=== Document text ===
Mass. bill would let addicts turn in drugs without fear of prosecution
Special kiosks set up at some police stations collect unwanted and unused prescription medication, and some departments accept unwanted guns and ammunition on dedicated takeback days.
Massachusetts police departments could next become a point for addicts seeking recovery to turn in unwanted heroin and other drugs, without the threat of prosecution, under legislation recently filed by state Representative Ann-Margaret Ferrante.
“We’re not talking about somebody who comes in with a wheelbarrow full of narcotics, but if you come in good faith, there needs to be — so that we can encourage them to come forward — the provision that says if you’re an addict, you’re coming in good faith, you want treatment and you’re going into treatment, you or the person that’s bringing you can take a possessory amount of heroin and forfeit that without the fear of being charged,” Ferrante said.
The bill states that a person “who, in good faith, enters a police station and seeks assistance or treatment for a drug-related addiction, or is the subject of a good faith request for such assistance or treatment, shall not be charged or prosecuted for possession of a controlled substance” or drug paraphernalia, if the evidence for such a charge was gained as a result of seeking treatment.

=== Page layout parsing lines ===
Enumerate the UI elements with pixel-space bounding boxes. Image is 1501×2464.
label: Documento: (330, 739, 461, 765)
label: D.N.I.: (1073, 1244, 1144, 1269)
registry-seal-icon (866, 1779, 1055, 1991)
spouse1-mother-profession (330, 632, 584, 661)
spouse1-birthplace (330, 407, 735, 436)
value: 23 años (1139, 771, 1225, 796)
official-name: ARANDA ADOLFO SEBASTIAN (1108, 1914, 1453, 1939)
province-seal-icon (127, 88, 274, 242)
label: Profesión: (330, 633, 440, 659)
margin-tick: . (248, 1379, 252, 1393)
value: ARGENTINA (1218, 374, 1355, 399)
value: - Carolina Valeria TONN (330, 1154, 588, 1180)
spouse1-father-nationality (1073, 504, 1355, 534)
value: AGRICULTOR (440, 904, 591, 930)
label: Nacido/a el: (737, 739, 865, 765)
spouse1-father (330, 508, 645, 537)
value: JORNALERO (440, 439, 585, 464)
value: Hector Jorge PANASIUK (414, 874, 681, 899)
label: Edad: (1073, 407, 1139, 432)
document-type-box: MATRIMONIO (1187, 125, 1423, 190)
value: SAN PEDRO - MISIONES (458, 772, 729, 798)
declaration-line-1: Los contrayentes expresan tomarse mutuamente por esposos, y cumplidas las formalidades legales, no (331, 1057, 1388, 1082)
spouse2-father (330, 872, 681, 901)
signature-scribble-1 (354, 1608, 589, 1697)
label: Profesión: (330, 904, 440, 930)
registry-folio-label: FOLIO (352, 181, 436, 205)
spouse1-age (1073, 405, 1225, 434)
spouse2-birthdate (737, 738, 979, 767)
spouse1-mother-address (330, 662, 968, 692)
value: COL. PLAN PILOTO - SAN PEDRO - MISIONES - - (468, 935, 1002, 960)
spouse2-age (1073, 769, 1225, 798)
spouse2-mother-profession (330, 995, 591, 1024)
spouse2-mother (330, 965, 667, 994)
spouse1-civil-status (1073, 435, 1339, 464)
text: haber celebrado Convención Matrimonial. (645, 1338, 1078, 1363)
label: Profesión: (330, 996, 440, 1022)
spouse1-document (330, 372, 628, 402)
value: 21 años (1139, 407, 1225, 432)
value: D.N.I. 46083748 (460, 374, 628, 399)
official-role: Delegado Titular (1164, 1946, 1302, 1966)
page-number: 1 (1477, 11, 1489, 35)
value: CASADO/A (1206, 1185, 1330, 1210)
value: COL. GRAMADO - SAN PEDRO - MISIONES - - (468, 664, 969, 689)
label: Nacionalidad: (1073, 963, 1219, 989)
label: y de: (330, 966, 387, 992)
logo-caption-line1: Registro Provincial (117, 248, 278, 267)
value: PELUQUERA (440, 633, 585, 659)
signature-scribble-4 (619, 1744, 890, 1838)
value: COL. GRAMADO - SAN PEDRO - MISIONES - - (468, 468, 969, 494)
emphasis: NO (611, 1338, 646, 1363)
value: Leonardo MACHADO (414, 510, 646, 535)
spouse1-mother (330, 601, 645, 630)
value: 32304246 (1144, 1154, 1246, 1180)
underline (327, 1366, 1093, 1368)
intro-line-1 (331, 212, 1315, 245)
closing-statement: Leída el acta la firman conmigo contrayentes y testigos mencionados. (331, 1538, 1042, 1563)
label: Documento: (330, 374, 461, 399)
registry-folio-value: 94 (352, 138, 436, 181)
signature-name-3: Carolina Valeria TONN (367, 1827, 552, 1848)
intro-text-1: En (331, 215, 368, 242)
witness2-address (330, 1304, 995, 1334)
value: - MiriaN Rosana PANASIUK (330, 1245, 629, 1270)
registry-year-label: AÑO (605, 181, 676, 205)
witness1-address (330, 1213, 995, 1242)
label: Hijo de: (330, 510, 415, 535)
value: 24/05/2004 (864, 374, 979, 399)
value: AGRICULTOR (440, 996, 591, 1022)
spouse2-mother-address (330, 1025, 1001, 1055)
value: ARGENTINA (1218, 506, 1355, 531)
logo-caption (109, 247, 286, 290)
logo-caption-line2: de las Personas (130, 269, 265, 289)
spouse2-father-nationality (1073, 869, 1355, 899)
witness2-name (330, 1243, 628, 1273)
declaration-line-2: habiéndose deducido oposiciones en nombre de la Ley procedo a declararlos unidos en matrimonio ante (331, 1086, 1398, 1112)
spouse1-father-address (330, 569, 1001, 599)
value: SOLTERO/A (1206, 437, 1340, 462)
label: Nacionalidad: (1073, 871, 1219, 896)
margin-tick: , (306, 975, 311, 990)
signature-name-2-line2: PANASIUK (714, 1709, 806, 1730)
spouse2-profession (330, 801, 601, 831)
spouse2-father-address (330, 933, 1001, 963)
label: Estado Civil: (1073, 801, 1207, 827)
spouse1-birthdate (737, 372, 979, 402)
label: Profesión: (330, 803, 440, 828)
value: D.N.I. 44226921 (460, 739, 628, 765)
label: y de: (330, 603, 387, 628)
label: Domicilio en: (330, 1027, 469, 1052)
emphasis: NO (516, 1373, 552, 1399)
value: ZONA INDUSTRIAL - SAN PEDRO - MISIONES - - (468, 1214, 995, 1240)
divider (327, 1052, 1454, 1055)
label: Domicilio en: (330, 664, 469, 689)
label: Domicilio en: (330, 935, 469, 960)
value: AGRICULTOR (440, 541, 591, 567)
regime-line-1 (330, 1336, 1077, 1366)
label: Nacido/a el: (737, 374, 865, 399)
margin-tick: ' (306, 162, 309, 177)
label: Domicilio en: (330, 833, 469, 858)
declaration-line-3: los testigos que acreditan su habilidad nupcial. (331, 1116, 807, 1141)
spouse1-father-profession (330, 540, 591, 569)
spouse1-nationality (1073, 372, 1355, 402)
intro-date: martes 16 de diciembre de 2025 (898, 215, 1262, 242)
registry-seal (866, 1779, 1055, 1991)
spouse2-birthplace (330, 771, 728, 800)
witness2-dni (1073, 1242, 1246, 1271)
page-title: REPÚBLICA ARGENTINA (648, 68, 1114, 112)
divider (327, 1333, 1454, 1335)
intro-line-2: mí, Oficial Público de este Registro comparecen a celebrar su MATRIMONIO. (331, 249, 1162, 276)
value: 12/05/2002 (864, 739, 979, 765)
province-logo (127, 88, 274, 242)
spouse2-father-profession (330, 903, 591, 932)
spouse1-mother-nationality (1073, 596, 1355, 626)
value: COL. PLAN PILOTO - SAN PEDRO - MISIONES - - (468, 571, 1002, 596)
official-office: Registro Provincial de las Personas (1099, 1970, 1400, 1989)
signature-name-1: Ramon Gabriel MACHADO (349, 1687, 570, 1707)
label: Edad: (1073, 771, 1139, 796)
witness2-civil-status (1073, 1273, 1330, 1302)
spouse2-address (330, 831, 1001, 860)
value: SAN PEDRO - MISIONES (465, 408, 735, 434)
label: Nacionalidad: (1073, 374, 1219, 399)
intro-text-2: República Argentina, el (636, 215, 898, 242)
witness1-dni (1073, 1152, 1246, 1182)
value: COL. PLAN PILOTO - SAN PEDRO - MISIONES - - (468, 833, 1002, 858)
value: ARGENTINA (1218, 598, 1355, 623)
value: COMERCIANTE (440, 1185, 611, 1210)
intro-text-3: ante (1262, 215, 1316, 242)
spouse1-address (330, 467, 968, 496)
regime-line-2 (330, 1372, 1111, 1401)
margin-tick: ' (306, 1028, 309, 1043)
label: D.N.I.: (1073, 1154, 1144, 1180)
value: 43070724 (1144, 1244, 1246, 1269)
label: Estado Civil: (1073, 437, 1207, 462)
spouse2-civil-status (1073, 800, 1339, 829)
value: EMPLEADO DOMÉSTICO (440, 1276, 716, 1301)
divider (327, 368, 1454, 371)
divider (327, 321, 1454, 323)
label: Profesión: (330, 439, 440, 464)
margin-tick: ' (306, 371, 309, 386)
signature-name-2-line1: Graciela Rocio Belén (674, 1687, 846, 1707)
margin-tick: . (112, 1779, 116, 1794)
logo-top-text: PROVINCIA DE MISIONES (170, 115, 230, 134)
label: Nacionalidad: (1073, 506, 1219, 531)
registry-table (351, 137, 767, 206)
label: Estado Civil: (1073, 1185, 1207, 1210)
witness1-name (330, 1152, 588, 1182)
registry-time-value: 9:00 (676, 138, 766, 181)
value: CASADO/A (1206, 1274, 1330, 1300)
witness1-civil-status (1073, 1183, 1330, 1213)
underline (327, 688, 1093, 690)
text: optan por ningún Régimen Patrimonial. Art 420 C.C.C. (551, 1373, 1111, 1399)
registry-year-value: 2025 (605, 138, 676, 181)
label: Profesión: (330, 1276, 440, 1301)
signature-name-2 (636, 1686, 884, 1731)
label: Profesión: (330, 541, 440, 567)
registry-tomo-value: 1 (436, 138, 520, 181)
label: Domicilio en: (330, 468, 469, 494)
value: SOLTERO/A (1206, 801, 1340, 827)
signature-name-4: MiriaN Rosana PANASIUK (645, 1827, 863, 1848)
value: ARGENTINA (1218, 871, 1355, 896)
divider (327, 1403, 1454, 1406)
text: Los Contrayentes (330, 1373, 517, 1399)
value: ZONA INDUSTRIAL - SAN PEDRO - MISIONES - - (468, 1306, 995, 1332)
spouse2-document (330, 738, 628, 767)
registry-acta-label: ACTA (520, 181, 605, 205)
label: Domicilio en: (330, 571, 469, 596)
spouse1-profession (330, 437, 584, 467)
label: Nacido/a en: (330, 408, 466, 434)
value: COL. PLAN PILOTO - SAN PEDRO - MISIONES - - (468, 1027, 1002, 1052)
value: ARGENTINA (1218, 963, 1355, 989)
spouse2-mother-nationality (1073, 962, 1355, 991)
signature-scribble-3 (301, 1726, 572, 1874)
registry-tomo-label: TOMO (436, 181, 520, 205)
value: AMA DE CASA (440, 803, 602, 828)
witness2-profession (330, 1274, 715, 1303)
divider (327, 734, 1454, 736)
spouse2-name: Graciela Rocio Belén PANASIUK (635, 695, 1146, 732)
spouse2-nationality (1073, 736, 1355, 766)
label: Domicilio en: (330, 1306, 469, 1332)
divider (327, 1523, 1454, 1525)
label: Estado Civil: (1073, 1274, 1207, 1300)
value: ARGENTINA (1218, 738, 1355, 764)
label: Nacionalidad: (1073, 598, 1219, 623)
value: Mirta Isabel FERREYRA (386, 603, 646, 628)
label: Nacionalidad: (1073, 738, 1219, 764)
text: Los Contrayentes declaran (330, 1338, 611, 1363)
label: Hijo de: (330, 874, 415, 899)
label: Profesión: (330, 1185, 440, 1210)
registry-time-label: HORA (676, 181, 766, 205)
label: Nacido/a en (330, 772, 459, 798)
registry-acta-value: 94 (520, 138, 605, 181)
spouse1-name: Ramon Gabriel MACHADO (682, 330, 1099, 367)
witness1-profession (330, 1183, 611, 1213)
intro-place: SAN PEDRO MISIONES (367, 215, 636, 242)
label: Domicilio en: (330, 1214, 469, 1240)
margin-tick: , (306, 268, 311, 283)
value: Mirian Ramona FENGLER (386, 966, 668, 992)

=== Work to complete ===
Please pick up the article on the Massachusetts drug bill after its last sentence and carry it on. The lines here have no connection to the article on the Massachusetts drug bill.

=== Answer ===
Ferrante, a Gloucester Democrat, originally proposed the measure as an amendment to more comprehensive addiction prevention legislation passed by the House in January, but agreed to withdraw the amendment and file a separate bill because “it was almost like it was too big to be in there.”
The bill was referred last week to the Joint Committee on the Judiciary for consideration. A public hearing has not yet been scheduled.
Ferrante said her bill is inspired by an initiative in Gloucester, where police have started helping addicts get into treatment.
She described the legislation as an expansion of the Good Samaritan law, which protects an overdose victim or witnesses from possession charges if they call 911 for medical help.
“If the Good Samaritan bill that’s in effect right now is giving the person who’s next to the person who’s dying immunity from possessory charges, then why are we not giving the person who’s actually dying the same immunity?” Gloucester Police Chief Leonard Campanello said. “That’s exactly what this bill proposal is doing.”